[What is needed]:
Provide an exact reproduction of every entry.

[Information provided]:

===

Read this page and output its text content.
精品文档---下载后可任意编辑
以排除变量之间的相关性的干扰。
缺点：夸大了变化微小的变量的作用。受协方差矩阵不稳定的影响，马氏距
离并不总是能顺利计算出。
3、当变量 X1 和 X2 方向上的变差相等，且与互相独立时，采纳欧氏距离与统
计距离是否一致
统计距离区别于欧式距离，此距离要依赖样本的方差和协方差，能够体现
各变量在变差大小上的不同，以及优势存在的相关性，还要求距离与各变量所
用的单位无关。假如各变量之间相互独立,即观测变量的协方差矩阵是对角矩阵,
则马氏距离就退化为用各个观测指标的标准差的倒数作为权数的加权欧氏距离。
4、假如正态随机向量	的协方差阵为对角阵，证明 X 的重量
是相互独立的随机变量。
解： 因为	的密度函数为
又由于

===

[Task answer]:
Read this page and output its text content.
精品文档---下载后可任意编辑
以排除变量之间的相关性的干扰。
缺点：夸大了变化微小的变量的作用。受协方差矩阵不稳定的影响，马氏距
离并不总是能顺利计算出。
3、当变量 X1 和 X2 方向上的变差相等，且与互相独立时，采纳欧氏距离与统
计距离是否一致
统计距离区别于欧式距离，此距离要依赖样本的方差和协方差，能够体现
各变量在变差大小上的不同，以及优势存在的相关性，还要求距离与各变量所
用的单位无关。假如各变量之间相互独立,即观测变量的协方差矩阵是对角矩阵,
则马氏距离就退化为用各个观测指标的标准差的倒数作为权数的加权欧氏距离。
4、假如正态随机向量	的协方差阵为对角阵，证明 X 的重量
是相互独立的随机变量。
解： 因为	的密度函数为
又由于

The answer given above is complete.